Collected data:
>>>>

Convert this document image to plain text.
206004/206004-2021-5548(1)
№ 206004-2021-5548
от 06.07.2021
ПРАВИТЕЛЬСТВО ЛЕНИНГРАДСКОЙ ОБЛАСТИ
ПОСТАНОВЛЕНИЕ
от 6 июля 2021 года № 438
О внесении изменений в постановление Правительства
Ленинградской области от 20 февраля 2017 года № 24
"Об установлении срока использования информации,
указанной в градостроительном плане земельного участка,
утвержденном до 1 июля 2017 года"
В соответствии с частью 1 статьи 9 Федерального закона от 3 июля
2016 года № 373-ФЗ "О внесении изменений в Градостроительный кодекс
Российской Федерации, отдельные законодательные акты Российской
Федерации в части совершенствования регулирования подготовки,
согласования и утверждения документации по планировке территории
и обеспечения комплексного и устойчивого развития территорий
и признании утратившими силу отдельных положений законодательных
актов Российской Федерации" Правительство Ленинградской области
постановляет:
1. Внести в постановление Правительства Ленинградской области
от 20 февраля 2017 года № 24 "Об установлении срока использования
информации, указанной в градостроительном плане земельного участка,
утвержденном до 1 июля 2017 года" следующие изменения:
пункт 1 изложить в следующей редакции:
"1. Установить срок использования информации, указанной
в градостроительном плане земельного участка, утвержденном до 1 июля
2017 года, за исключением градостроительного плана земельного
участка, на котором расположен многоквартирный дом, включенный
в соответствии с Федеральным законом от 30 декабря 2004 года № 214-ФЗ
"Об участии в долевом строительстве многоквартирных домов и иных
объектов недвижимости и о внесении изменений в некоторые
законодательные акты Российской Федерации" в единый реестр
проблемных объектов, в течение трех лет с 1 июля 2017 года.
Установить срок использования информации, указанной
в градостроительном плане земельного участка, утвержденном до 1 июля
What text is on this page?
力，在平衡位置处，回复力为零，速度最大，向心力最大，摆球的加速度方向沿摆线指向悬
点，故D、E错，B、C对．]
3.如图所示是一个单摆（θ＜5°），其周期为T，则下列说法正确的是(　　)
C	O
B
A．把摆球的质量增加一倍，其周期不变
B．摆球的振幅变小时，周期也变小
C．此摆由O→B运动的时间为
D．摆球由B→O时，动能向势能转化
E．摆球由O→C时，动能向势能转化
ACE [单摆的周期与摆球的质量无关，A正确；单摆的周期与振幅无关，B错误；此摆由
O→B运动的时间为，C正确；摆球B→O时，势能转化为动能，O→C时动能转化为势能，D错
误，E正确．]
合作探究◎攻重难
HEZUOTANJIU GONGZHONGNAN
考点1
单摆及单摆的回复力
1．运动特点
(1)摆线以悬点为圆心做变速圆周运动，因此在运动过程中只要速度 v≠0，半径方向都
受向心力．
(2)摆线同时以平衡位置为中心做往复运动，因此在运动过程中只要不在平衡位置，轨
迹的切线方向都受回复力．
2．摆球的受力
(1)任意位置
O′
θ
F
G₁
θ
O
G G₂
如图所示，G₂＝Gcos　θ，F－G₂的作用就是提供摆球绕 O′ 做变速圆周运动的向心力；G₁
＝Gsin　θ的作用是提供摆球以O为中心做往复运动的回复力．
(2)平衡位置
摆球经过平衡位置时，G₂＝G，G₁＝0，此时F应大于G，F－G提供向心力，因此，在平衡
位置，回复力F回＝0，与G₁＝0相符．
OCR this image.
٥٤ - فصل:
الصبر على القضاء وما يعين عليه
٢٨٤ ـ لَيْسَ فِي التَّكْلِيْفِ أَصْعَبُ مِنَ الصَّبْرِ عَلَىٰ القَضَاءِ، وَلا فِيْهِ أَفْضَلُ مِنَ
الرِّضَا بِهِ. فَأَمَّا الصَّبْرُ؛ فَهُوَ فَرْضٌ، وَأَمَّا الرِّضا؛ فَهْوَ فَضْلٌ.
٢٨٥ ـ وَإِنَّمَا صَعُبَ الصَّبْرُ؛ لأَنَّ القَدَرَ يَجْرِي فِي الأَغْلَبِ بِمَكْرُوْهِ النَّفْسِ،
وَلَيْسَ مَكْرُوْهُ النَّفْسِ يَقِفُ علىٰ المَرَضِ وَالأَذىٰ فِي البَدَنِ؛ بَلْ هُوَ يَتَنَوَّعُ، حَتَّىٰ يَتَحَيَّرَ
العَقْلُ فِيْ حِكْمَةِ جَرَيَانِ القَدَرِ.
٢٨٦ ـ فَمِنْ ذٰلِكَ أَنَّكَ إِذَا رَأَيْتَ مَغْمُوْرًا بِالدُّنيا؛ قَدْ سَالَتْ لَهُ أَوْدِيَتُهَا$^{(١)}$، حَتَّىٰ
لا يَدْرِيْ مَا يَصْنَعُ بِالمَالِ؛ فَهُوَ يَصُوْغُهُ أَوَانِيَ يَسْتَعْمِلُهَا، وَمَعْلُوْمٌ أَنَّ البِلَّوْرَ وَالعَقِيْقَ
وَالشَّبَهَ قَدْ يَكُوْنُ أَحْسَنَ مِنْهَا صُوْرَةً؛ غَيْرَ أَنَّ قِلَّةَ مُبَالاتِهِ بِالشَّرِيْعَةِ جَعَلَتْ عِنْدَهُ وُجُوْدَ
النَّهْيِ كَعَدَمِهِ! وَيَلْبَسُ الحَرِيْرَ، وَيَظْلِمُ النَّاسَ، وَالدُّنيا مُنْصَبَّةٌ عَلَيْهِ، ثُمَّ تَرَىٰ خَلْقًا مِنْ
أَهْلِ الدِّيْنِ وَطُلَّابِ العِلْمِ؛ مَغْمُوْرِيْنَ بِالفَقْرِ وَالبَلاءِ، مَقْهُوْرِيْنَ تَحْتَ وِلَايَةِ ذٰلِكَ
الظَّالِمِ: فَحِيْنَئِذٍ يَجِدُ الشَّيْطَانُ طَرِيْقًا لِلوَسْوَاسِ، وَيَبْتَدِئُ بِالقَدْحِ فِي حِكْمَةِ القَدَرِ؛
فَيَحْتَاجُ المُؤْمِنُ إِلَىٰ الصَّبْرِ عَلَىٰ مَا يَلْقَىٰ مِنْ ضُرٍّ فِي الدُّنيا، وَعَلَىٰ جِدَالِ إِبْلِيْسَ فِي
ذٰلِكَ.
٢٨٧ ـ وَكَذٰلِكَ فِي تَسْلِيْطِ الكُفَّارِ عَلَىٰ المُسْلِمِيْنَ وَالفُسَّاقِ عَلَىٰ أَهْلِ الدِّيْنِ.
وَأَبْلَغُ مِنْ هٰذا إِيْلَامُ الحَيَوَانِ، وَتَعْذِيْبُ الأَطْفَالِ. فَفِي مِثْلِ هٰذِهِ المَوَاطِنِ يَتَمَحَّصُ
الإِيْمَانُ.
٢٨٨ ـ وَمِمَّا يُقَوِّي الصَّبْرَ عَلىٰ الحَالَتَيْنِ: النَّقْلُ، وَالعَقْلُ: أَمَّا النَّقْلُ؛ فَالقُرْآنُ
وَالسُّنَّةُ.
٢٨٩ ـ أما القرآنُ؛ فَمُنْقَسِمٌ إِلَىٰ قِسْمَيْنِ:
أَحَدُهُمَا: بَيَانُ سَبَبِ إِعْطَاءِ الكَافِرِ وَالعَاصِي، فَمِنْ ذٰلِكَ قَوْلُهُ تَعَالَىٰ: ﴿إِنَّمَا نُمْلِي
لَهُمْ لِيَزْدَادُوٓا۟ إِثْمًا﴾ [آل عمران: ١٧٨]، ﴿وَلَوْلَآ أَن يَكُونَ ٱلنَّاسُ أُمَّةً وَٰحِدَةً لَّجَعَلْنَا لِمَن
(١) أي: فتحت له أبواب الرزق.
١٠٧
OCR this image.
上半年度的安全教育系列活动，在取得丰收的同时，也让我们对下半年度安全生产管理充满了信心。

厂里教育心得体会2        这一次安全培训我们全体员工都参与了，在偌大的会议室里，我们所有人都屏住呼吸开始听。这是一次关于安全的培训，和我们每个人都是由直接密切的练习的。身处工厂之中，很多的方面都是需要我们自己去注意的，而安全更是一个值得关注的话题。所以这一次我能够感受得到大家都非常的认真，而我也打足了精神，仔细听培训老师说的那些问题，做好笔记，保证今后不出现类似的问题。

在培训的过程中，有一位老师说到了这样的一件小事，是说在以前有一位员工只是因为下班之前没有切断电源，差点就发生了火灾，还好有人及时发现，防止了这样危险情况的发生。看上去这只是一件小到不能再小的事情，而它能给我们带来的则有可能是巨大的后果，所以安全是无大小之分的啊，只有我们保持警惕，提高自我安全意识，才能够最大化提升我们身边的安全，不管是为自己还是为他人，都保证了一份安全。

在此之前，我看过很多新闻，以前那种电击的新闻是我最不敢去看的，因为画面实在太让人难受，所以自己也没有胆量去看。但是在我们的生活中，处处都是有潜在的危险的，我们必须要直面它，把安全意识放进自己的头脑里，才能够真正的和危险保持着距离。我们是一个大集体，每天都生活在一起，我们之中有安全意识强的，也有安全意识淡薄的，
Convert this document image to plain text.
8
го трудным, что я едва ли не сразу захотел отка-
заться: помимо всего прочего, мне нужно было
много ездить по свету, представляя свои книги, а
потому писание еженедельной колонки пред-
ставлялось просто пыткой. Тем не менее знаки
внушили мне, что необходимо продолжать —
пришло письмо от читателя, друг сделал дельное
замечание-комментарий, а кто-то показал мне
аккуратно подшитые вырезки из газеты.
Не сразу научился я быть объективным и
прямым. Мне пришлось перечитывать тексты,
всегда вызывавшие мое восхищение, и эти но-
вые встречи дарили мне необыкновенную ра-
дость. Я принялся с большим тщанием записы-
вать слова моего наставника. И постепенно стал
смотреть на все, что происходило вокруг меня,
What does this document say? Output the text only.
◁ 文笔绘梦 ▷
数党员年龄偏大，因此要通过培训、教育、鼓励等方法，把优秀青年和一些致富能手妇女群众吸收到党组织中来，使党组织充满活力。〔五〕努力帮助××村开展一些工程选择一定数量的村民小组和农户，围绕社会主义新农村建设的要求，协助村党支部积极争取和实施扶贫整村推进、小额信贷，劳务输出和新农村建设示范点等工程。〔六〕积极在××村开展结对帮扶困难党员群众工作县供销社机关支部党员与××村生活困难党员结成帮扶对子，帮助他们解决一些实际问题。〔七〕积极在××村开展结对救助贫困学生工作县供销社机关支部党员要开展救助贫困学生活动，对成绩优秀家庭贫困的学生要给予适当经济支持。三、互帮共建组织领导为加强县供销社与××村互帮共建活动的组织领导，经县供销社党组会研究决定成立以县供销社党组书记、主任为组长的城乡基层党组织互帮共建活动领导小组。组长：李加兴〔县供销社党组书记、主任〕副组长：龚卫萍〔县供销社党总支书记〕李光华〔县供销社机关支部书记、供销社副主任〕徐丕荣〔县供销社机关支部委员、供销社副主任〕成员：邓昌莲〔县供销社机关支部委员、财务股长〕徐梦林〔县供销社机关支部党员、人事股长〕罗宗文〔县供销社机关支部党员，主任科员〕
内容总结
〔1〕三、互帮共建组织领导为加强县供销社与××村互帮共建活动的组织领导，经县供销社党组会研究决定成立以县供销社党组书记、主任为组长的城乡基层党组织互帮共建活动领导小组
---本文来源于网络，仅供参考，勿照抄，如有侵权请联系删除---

<<<<

**REQUIREMENTS**: Scan the data for the word "объектов" and copy every line where it shows up.

**ANSWER FOR THIS EXERCISE**:
объектов недвижимости и о внесении изменений в некоторые
проблемных объектов, в течение трех лет с 1 июля 2017 года.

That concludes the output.